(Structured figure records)
● ● ●

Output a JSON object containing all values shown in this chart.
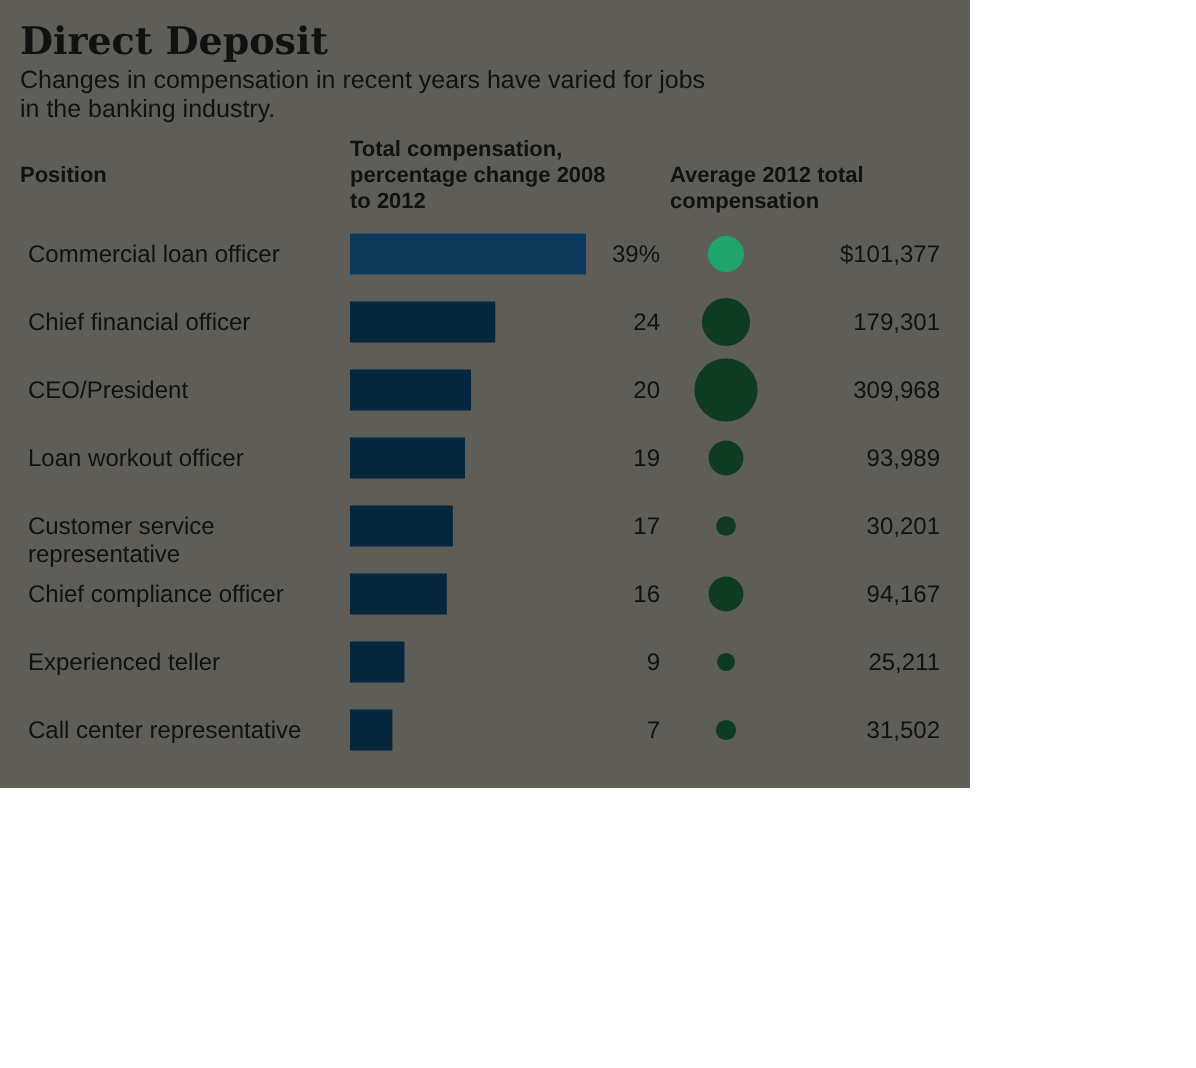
{
  "chart_data": [
    {
      "type": "bar",
      "orientation": "horizontal",
      "title": "Direct Deposit",
      "subtitle": "Changes in compensation in recent years have varied for jobs in the banking industry.",
      "ylabel": "Position",
      "xlabel": "Total compensation, percentage change 2008 to 2012",
      "categories": [
        "Commercial loan officer",
        "Chief financial officer",
        "CEO/President",
        "Loan workout officer",
        "Customer service representative",
        "Chief compliance officer",
        "Experienced teller",
        "Call center representative"
      ],
      "values": [
        39,
        24,
        20,
        19,
        17,
        16,
        9,
        7
      ],
      "value_labels": [
        "39%",
        "24",
        "20",
        "19",
        "17",
        "16",
        "9",
        "7"
      ],
      "colors": [
        "#0b3a5c",
        "#06263d",
        "#06263d",
        "#06263d",
        "#06263d",
        "#06263d",
        "#06263d",
        "#06263d"
      ]
    },
    {
      "type": "other",
      "title": "Average 2012 total compensation",
      "categories": [
        null,
        null,
        null,
        null,
        null,
        null,
        null,
        null
      ],
      "values": [
        101377,
        179301,
        309968,
        93989,
        30201,
        94167,
        25211,
        31502
      ],
      "value_labels": [
        "$101,377",
        "179,301",
        "309,968",
        "93,989",
        "30,201",
        "94,167",
        "25,211",
        "31,502"
      ],
      "colors": [
        "#1fa46c",
        "#0e3b22",
        "#0e3b22",
        "#0e3b22",
        "#0e3b22",
        "#0e3b22",
        "#0e3b22",
        "#0e3b22"
      ]
    }
  ]
}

● ● ●

TASK TO COMPLETE –
All of the lines above should be retyped precisely, apart from the pictures.

FULL OUTPUT –
Output a JSON object containing all values shown in this chart.
{
  "chart_data": [
    {
      "type": "bar",
      "orientation": "horizontal",
      "title": "Direct Deposit",
      "subtitle": "Changes in compensation in recent years have varied for jobs in the banking industry.",
      "ylabel": "Position",
      "xlabel": "Total compensation, percentage change 2008 to 2012",
      "categories": [
        "Commercial loan officer",
        "Chief financial officer",
        "CEO/President",
        "Loan workout officer",
        "Customer service representative",
        "Chief compliance officer",
        "Experienced teller",
        "Call center representative"
      ],
      "values": [
        39,
        24,
        20,
        19,
        17,
        16,
        9,
        7
      ],
      "value_labels": [
        "39%",
        "24",
        "20",
        "19",
        "17",
        "16",
        "9",
        "7"
      ],
      "colors": [
        "#0b3a5c",
        "#06263d",
        "#06263d",
        "#06263d",
        "#06263d",
        "#06263d",
        "#06263d",
        "#06263d"
      ]
    },
    {
      "type": "other",
      "title": "Average 2012 total compensation",
      "categories": [
        null,
        null,
        null,
        null,
        null,
        null,
        null,
        null
      ],
      "values": [
        101377,
        179301,
        309968,
        93989,
        30201,
        94167,
        25211,
        31502
      ],
      "value_labels": [
        "$101,377",
        "179,301",
        "309,968",
        "93,989",
        "30,201",
        "94,167",
        "25,211",
        "31,502"
      ],
      "colors": [
        "#1fa46c",
        "#0e3b22",
        "#0e3b22",
        "#0e3b22",
        "#0e3b22",
        "#0e3b22",
        "#0e3b22",
        "#0e3b22"
      ]
    }
  ]
}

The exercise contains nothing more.